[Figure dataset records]
----
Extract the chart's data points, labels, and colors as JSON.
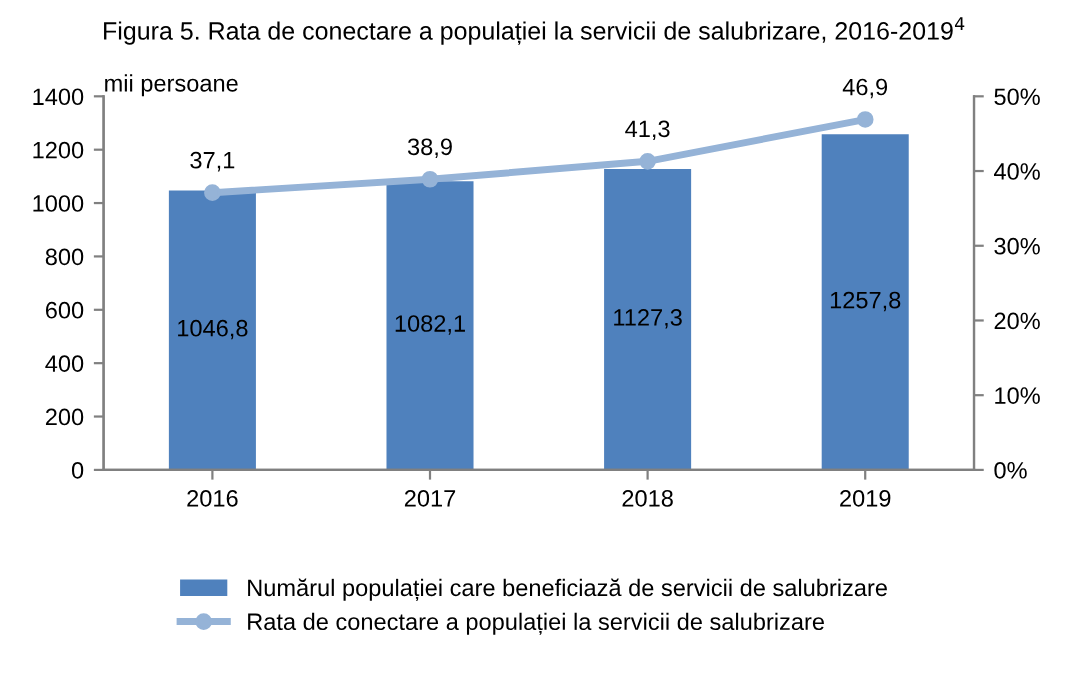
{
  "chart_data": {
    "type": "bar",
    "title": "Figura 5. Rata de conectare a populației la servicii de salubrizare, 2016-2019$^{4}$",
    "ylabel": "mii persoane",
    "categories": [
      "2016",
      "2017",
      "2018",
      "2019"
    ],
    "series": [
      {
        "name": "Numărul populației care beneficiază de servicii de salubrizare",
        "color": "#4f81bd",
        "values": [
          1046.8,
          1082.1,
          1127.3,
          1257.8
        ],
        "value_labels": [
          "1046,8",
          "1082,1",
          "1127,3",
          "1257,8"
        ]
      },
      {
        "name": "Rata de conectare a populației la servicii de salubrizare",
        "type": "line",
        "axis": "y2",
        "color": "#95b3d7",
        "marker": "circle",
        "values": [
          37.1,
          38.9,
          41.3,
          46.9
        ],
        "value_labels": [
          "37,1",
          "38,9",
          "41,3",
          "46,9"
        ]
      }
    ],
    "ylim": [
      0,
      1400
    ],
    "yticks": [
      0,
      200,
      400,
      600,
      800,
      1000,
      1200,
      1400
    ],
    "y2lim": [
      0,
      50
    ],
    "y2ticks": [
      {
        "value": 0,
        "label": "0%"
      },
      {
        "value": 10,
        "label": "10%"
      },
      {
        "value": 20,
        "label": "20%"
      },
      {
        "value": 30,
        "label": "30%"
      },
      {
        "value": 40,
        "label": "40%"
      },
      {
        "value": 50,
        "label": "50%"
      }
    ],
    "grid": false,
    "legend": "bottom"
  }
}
----
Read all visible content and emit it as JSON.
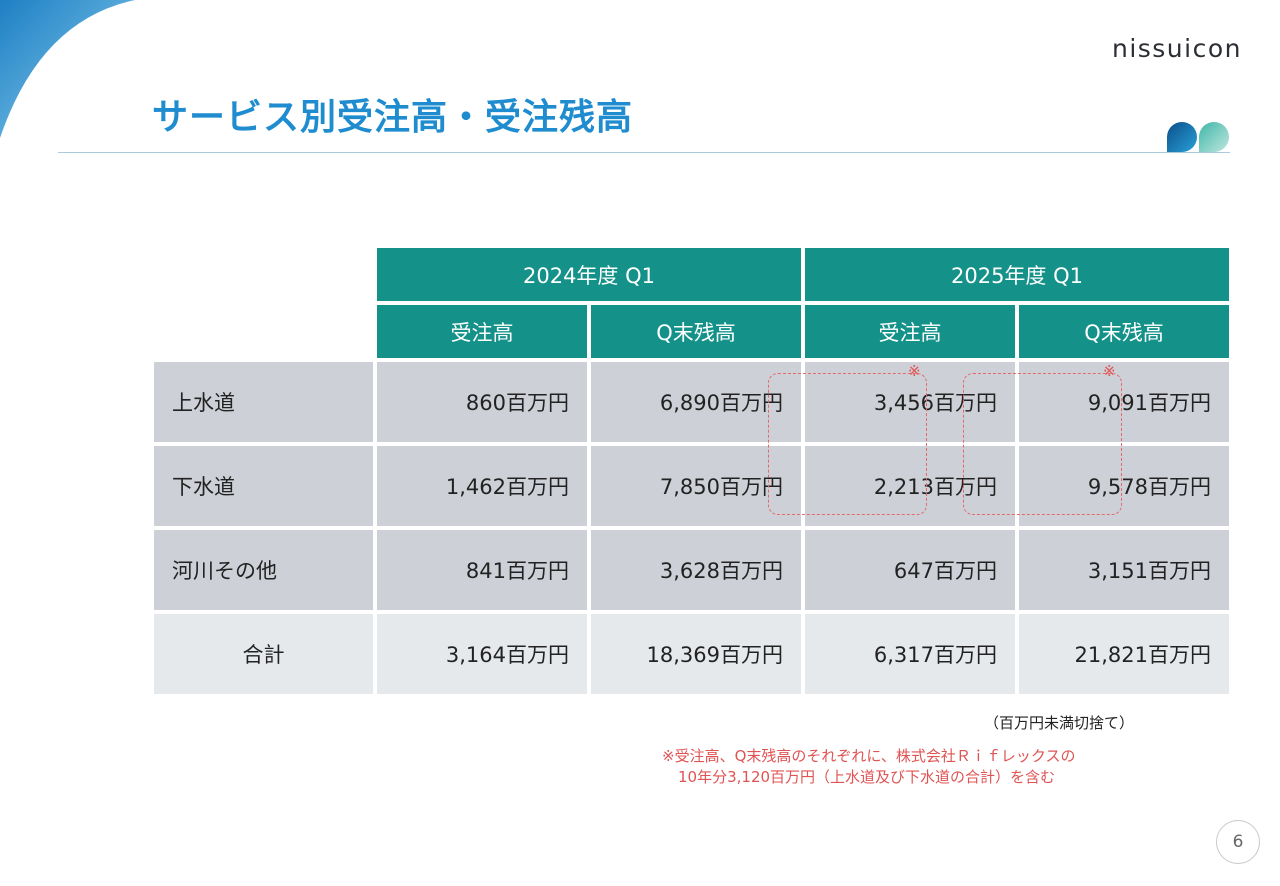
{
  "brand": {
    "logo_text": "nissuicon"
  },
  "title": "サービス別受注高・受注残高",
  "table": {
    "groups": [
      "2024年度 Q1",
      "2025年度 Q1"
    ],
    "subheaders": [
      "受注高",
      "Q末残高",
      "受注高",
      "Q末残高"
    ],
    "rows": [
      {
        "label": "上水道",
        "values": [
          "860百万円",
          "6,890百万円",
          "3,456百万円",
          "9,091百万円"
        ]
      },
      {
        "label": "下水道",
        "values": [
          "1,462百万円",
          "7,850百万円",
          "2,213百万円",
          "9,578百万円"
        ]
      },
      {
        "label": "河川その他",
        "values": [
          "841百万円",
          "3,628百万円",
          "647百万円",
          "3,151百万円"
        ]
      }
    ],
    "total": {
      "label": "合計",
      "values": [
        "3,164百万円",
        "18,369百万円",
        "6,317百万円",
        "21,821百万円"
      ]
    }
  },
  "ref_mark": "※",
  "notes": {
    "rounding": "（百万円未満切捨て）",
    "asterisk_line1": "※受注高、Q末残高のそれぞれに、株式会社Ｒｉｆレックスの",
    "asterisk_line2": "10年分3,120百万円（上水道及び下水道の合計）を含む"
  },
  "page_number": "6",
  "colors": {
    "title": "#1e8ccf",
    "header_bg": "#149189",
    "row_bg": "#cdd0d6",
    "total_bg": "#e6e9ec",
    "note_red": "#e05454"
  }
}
----
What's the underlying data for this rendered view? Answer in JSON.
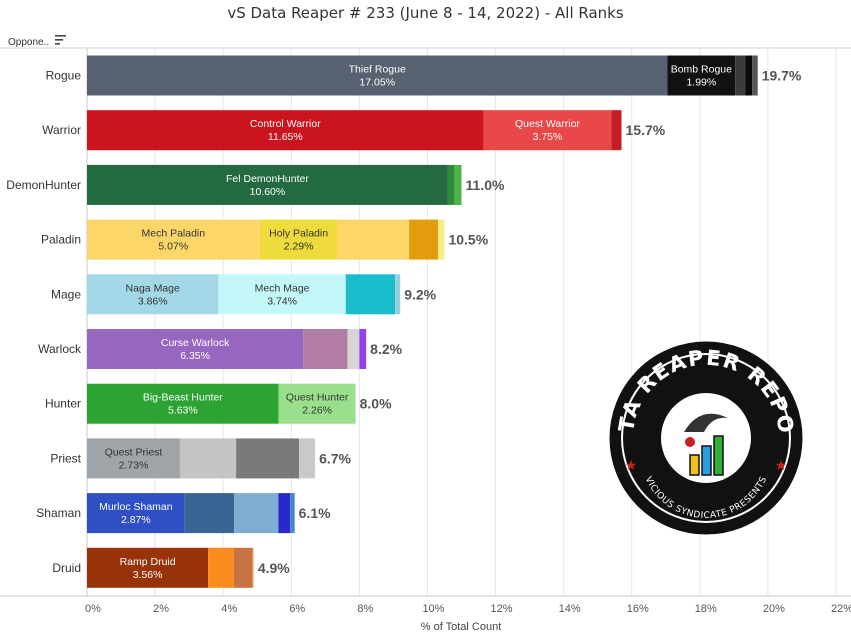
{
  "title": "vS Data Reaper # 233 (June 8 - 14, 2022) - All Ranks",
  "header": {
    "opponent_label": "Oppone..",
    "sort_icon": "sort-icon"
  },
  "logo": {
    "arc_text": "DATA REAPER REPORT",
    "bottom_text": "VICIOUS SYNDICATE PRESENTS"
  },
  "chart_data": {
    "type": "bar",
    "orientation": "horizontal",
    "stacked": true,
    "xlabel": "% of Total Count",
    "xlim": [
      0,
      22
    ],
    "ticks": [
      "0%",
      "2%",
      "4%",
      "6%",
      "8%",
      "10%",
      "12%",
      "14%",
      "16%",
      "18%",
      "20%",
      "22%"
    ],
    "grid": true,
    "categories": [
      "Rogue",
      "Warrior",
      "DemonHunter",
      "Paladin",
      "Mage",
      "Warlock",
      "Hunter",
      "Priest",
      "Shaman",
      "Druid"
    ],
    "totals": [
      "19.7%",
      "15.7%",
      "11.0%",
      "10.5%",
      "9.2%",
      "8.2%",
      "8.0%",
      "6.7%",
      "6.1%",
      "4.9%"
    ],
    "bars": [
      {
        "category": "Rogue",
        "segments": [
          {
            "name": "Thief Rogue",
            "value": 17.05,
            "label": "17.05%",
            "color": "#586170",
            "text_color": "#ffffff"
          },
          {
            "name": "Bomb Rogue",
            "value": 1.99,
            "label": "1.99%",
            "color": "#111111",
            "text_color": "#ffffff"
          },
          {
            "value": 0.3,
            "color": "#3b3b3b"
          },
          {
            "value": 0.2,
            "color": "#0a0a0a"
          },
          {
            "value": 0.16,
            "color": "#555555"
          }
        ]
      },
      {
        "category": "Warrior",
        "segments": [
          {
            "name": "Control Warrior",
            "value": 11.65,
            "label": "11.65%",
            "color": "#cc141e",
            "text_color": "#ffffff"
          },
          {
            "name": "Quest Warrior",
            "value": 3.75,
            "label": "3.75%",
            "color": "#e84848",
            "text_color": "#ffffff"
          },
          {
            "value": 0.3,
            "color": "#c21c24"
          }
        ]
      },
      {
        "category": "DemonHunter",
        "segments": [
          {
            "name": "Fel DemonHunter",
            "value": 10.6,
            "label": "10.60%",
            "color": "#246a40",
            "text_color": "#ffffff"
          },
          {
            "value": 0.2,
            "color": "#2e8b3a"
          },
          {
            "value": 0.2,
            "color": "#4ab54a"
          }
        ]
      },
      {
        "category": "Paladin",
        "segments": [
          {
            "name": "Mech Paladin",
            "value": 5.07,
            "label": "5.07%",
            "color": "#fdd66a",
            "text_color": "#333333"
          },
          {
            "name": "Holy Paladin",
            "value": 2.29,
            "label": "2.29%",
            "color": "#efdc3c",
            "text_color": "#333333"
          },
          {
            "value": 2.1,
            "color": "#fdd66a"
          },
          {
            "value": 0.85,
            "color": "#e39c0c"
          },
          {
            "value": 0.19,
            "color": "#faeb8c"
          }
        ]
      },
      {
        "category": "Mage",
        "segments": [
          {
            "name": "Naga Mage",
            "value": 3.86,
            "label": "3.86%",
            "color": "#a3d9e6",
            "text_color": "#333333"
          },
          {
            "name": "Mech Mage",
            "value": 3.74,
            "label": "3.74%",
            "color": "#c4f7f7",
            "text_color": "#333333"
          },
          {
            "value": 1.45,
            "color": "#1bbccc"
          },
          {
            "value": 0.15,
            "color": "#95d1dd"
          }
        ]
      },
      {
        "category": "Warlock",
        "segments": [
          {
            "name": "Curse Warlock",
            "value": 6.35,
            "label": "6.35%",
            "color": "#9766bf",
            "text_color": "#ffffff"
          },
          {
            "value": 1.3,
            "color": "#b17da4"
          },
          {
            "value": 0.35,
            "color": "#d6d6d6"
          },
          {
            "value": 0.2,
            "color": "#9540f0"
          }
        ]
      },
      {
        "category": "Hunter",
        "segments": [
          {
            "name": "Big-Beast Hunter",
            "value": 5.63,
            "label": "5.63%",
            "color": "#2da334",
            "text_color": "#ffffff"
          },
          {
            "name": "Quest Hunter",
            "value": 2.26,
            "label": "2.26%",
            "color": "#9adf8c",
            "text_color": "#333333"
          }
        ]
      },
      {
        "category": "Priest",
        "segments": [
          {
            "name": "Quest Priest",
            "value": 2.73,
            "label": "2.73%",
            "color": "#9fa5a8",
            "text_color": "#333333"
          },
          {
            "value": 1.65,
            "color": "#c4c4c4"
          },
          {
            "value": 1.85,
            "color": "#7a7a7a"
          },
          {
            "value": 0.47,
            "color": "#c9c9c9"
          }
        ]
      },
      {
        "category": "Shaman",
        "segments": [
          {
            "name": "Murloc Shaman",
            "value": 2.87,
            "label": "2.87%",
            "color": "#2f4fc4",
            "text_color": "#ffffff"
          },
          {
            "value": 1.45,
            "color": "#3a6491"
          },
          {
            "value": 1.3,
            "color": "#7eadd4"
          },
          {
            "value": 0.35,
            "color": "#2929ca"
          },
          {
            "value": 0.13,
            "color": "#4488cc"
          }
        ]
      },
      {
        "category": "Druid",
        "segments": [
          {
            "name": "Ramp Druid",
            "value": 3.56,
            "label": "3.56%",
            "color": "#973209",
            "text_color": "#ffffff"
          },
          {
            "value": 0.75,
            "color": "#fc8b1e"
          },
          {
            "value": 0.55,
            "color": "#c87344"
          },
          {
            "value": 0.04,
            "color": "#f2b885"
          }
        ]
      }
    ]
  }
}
----
▶ DIRECTIVE
Some lines of the data above may hold the word "JSON"; report how many do, and nothing else.

▶ SOLVED EXERCISE
3